_What you will do_
Copy the material that follows word for word and omit its pictures.

*** Data to process ***

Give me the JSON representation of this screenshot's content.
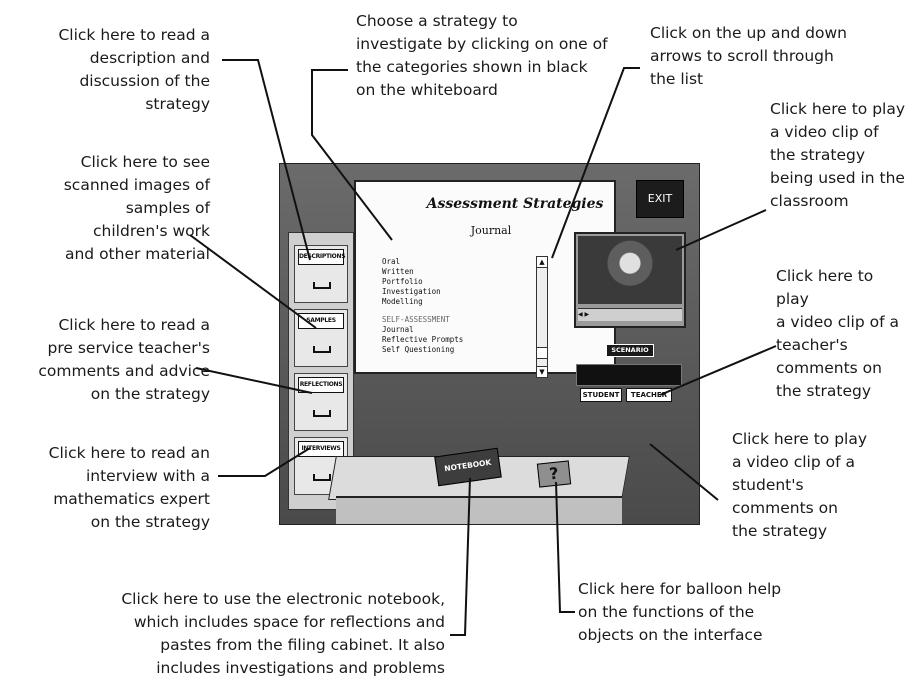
{
  "callouts": {
    "descriptions": "Click here to read a\ndescription and\ndiscussion of the\nstrategy",
    "samples": "Click here to see\nscanned images of\nsamples of\nchildren's work\nand other material",
    "reflections": "Click here to read a\npre service teacher's\ncomments and advice\non the strategy",
    "interviews": "Click here to read an\ninterview with a\nmathematics expert\non the strategy",
    "choose": "Choose a strategy to\ninvestigate by clicking on one of\nthe categories shown in black\non the whiteboard",
    "scroll": "Click on the up and down\narrows to scroll through\nthe list",
    "scenario": "Click here to play\na video clip of\nthe strategy\nbeing used in the\nclassroom",
    "teacher": "Click here to play\na video clip of a\nteacher's\ncomments on\nthe strategy",
    "student": "Click here to play\na video clip of a\nstudent's\ncomments on\nthe strategy",
    "notebook": "Click here to use the electronic notebook,\nwhich includes space for reflections and\npastes from the filing cabinet. It also\nincludes investigations and problems",
    "help": "Click here for balloon help\non the functions of the\nobjects on the interface"
  },
  "interface": {
    "whiteboard_title": "Assessment Strategies",
    "whiteboard_subtitle": "Journal",
    "list_items": [
      "Oral",
      "Written",
      "Portfolio",
      "Investigation",
      "Modelling"
    ],
    "section_header": "SELF-ASSESSMENT",
    "section_items": [
      "Journal",
      "Reflective Prompts",
      "Self Questioning"
    ],
    "exit_label": "EXIT",
    "drawers": [
      "DESCRIPTIONS",
      "SAMPLES",
      "REFLECTIONS",
      "INTERVIEWS"
    ],
    "scenario_label": "SCENARIO",
    "student_label": "STUDENT",
    "teacher_label": "TEACHER",
    "notebook_label": "NOTEBOOK",
    "help_glyph": "?"
  }
}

***

_Result for this exercise_
Give me the JSON representation of this screenshot's content.
{
  "callouts": {
    "descriptions": "Click here to read a\ndescription and\ndiscussion of the\nstrategy",
    "samples": "Click here to see\nscanned images of\nsamples of\nchildren's work\nand other material",
    "reflections": "Click here to read a\npre service teacher's\ncomments and advice\non the strategy",
    "interviews": "Click here to read an\ninterview with a\nmathematics expert\non the strategy",
    "choose": "Choose a strategy to\ninvestigate by clicking on one of\nthe categories shown in black\non the whiteboard",
    "scroll": "Click on the up and down\narrows to scroll through\nthe list",
    "scenario": "Click here to play\na video clip of\nthe strategy\nbeing used in the\nclassroom",
    "teacher": "Click here to play\na video clip of a\nteacher's\ncomments on\nthe strategy",
    "student": "Click here to play\na video clip of a\nstudent's\ncomments on\nthe strategy",
    "notebook": "Click here to use the electronic notebook,\nwhich includes space for reflections and\npastes from the filing cabinet. It also\nincludes investigations and problems",
    "help": "Click here for balloon help\non the functions of the\nobjects on the interface"
  },
  "interface": {
    "whiteboard_title": "Assessment Strategies",
    "whiteboard_subtitle": "Journal",
    "list_items": [
      "Oral",
      "Written",
      "Portfolio",
      "Investigation",
      "Modelling"
    ],
    "section_header": "SELF-ASSESSMENT",
    "section_items": [
      "Journal",
      "Reflective Prompts",
      "Self Questioning"
    ],
    "exit_label": "EXIT",
    "drawers": [
      "DESCRIPTIONS",
      "SAMPLES",
      "REFLECTIONS",
      "INTERVIEWS"
    ],
    "scenario_label": "SCENARIO",
    "student_label": "STUDENT",
    "teacher_label": "TEACHER",
    "notebook_label": "NOTEBOOK",
    "help_glyph": "?"
  }
}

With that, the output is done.